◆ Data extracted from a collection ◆

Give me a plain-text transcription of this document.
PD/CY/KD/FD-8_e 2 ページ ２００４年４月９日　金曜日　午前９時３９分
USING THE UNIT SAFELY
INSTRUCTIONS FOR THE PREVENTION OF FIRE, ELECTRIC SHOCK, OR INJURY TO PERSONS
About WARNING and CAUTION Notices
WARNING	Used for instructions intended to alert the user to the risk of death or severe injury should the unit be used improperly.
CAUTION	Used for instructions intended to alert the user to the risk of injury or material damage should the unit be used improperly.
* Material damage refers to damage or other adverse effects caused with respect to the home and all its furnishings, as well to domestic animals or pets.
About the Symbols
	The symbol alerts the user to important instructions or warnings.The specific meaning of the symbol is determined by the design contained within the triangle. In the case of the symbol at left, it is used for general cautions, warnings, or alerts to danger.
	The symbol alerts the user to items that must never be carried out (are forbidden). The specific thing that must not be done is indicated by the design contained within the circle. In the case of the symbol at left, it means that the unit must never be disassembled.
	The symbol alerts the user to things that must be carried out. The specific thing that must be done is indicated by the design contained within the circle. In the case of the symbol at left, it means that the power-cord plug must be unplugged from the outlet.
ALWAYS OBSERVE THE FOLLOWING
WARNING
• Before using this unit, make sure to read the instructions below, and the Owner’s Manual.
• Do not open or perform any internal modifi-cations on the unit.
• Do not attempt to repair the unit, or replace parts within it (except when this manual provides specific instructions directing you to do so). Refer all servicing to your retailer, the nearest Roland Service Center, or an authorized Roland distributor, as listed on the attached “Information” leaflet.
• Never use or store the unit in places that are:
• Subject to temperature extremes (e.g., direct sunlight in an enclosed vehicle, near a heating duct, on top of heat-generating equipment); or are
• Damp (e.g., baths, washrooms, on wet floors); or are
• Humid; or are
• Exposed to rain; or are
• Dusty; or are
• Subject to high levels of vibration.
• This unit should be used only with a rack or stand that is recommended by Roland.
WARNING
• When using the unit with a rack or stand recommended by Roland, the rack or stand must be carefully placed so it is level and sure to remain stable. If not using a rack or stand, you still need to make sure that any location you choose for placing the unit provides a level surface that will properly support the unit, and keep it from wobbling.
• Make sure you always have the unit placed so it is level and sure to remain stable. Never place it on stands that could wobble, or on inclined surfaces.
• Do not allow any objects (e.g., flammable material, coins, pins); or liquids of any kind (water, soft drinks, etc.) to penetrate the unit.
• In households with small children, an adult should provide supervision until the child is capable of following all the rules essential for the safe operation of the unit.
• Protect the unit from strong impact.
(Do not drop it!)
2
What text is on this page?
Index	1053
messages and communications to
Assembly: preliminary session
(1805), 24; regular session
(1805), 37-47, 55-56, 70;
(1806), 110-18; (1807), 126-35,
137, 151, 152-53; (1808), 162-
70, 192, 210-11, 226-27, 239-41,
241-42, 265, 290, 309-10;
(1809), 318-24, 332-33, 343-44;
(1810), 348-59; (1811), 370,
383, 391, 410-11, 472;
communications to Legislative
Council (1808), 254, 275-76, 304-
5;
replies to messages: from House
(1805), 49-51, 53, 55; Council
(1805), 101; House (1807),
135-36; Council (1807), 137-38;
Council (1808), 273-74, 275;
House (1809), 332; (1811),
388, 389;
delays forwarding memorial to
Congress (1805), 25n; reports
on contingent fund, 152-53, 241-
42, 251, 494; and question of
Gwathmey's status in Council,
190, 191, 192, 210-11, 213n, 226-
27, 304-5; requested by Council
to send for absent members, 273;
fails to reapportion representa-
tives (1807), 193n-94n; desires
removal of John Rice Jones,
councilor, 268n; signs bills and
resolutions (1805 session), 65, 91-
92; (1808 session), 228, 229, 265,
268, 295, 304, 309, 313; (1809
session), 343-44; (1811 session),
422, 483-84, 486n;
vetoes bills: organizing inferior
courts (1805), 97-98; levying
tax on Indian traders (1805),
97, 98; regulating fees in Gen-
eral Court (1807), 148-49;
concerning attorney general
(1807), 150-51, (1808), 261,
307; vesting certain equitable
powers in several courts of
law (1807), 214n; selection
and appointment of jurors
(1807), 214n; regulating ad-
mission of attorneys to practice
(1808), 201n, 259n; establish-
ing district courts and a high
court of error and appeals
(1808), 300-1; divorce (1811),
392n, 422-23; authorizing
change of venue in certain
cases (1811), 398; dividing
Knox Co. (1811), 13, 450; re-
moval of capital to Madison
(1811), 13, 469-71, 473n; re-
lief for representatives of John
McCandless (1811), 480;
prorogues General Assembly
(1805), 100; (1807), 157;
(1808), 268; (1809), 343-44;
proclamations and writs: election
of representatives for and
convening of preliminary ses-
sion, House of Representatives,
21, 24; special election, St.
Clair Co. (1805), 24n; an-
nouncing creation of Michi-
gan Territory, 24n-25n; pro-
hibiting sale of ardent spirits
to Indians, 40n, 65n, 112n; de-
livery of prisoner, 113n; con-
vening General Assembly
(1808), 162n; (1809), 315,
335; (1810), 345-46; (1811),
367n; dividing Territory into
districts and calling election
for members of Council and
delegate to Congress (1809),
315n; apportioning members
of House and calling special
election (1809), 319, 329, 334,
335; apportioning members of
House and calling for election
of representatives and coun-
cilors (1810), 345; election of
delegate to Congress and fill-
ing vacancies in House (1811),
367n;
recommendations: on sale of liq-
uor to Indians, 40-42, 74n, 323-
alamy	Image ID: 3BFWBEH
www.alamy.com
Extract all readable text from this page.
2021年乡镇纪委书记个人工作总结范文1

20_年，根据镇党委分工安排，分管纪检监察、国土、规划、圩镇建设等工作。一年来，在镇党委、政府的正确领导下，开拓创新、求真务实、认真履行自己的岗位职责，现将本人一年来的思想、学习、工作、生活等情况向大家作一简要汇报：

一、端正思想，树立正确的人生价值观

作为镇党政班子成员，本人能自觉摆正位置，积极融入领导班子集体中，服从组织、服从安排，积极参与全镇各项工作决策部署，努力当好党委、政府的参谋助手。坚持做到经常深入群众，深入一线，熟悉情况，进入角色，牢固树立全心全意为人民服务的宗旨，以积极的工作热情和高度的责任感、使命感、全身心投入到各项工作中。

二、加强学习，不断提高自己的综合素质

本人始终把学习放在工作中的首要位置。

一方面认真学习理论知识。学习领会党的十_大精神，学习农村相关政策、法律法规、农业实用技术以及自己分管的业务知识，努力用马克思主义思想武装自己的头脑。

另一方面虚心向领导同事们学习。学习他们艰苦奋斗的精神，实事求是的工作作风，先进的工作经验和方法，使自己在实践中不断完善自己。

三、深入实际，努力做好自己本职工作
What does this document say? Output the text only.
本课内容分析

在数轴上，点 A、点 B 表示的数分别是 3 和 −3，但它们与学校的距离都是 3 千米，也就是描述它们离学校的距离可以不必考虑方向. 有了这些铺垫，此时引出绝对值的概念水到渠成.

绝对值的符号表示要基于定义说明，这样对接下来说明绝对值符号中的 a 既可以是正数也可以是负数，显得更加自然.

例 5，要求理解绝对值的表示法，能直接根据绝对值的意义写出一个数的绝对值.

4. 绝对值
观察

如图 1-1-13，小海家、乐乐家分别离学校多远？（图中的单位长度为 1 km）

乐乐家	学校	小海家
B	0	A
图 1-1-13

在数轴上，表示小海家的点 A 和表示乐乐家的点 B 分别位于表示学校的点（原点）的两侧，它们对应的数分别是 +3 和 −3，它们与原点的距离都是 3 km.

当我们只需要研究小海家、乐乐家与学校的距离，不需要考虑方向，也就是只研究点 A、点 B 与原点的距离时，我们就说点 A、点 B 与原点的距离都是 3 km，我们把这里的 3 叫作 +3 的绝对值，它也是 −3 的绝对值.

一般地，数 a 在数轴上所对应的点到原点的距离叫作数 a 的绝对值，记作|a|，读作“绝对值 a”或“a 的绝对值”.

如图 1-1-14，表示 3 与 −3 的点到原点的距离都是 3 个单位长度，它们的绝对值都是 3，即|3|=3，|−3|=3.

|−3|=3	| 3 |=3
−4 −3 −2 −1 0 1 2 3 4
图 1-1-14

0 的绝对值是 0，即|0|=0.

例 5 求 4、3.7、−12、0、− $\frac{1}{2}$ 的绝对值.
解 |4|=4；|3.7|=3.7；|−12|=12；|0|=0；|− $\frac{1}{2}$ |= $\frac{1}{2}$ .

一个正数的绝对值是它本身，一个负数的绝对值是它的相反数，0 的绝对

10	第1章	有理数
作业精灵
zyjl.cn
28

◆ WHAT IS NEEDED ◆
Beginning with the line that contains "What does this", repeat every line through the end of the records and nothing more.

◆ FINAL RESULT ◆
What does this document say? Output the text only.
本课内容分析

在数轴上，点 A、点 B 表示的数分别是 3 和 −3，但它们与学校的距离都是 3 千米，也就是描述它们离学校的距离可以不必考虑方向. 有了这些铺垫，此时引出绝对值的概念水到渠成.

绝对值的符号表示要基于定义说明，这样对接下来说明绝对值符号中的 a 既可以是正数也可以是负数，显得更加自然.

例 5，要求理解绝对值的表示法，能直接根据绝对值的意义写出一个数的绝对值.

4. 绝对值
观察

如图 1-1-13，小海家、乐乐家分别离学校多远？（图中的单位长度为 1 km）

乐乐家	学校	小海家
B	0	A
图 1-1-13

在数轴上，表示小海家的点 A 和表示乐乐家的点 B 分别位于表示学校的点（原点）的两侧，它们对应的数分别是 +3 和 −3，它们与原点的距离都是 3 km.

当我们只需要研究小海家、乐乐家与学校的距离，不需要考虑方向，也就是只研究点 A、点 B 与原点的距离时，我们就说点 A、点 B 与原点的距离都是 3 km，我们把这里的 3 叫作 +3 的绝对值，它也是 −3 的绝对值.

一般地，数 a 在数轴上所对应的点到原点的距离叫作数 a 的绝对值，记作|a|，读作“绝对值 a”或“a 的绝对值”.

如图 1-1-14，表示 3 与 −3 的点到原点的距离都是 3 个单位长度，它们的绝对值都是 3，即|3|=3，|−3|=3.

|−3|=3	| 3 |=3
−4 −3 −2 −1 0 1 2 3 4
图 1-1-14

0 的绝对值是 0，即|0|=0.

例 5 求 4、3.7、−12、0、− $\frac{1}{2}$ 的绝对值.
解 |4|=4；|3.7|=3.7；|−12|=12；|0|=0；|− $\frac{1}{2}$ |= $\frac{1}{2}$ .

一个正数的绝对值是它本身，一个负数的绝对值是它的相反数，0 的绝对

10	第1章	有理数
作业精灵
zyjl.cn
28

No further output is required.